> **WHAT THIS TASK INVOLVES**
In the listing that follows, count every line with the word "JSON" in it and write only the total.

Items from a figure collection:
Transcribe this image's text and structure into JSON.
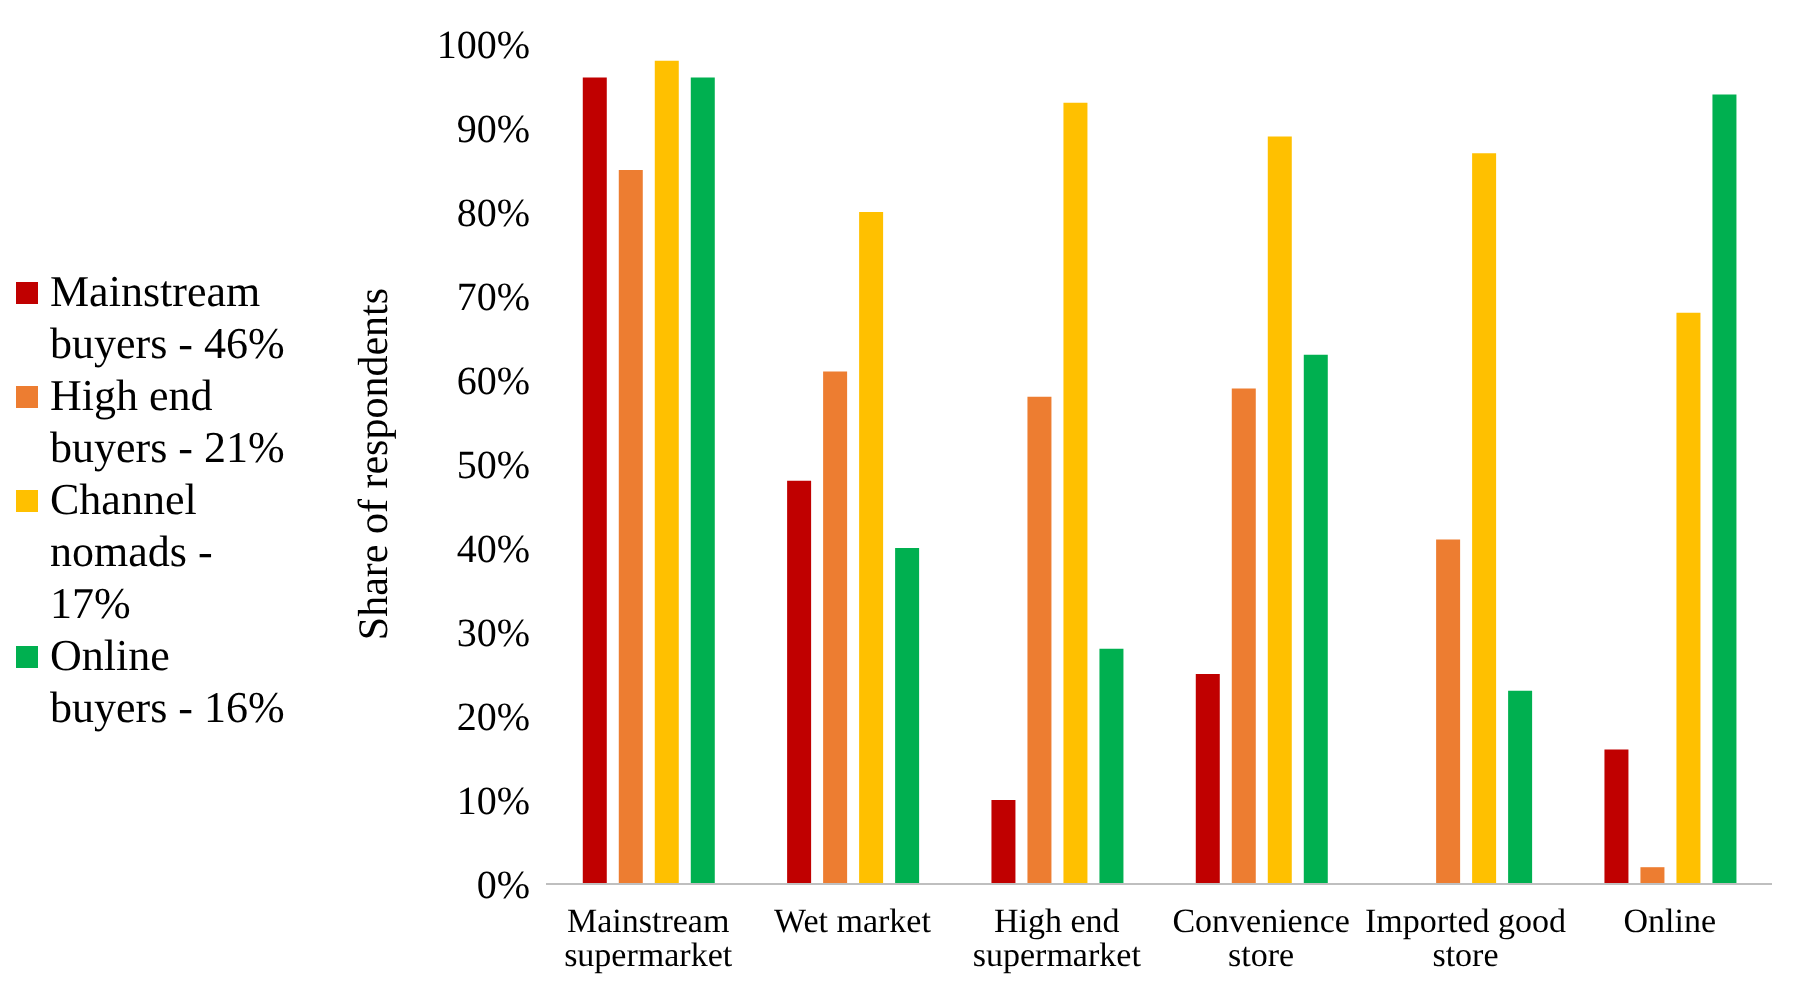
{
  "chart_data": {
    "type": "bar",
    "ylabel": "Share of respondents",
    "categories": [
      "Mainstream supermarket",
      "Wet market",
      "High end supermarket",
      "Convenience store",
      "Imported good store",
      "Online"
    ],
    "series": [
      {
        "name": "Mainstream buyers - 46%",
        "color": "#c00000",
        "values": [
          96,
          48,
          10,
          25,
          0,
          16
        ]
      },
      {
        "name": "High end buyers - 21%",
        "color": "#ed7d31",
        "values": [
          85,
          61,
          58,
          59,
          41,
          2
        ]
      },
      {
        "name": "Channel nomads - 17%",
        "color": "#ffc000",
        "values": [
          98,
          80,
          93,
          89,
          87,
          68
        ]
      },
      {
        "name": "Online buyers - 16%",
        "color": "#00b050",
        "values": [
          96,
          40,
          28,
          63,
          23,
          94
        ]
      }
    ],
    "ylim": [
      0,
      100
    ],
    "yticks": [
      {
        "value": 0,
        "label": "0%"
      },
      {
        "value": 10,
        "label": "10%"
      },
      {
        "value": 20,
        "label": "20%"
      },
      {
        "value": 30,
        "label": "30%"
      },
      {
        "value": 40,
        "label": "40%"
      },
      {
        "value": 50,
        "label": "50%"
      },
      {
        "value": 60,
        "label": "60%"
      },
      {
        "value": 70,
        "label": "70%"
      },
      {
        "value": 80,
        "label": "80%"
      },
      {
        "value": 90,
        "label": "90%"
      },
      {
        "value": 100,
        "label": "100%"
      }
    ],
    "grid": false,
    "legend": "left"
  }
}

---

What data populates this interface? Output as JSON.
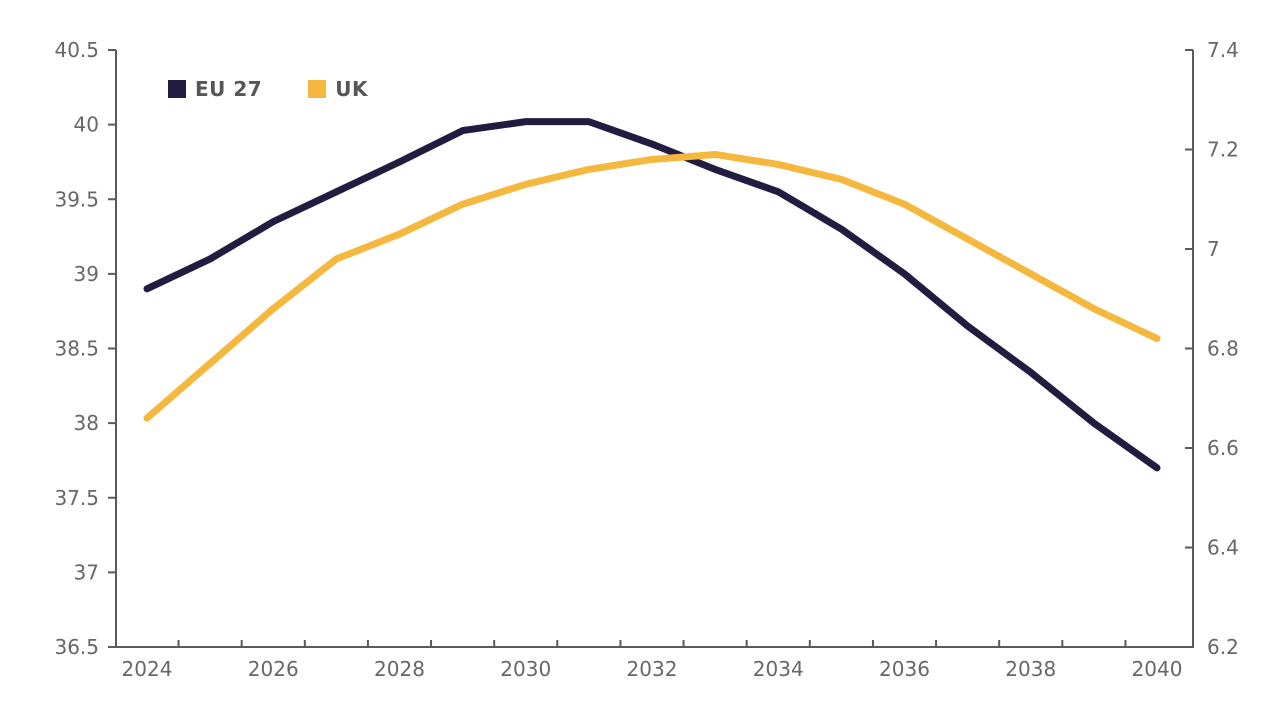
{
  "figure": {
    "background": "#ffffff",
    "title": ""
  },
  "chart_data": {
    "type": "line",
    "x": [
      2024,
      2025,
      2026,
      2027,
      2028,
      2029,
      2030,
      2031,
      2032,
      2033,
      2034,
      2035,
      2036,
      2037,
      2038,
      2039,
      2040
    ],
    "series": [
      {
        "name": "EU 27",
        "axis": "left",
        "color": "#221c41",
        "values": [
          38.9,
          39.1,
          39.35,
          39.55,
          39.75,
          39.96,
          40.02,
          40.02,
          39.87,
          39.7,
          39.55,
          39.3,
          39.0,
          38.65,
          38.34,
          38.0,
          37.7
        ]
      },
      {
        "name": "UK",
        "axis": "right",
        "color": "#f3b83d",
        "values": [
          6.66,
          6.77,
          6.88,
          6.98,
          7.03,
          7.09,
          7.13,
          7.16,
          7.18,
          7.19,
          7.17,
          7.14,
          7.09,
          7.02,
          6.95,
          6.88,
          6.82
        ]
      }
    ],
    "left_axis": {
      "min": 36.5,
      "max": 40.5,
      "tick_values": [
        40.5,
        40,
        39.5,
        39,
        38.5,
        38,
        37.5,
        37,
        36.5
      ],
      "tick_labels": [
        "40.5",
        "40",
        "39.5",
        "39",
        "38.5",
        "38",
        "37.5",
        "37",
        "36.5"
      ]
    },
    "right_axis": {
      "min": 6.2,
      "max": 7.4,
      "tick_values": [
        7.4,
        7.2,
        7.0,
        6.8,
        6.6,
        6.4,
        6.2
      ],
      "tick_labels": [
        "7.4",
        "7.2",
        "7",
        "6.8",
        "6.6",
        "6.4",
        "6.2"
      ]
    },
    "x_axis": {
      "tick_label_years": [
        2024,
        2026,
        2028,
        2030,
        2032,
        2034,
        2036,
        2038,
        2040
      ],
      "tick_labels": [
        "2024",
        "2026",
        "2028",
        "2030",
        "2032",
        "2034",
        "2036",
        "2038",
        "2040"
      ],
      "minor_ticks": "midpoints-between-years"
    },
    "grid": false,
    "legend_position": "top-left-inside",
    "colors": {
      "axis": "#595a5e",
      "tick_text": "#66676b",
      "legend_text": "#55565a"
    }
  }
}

> **RIGHT ANSWER**
2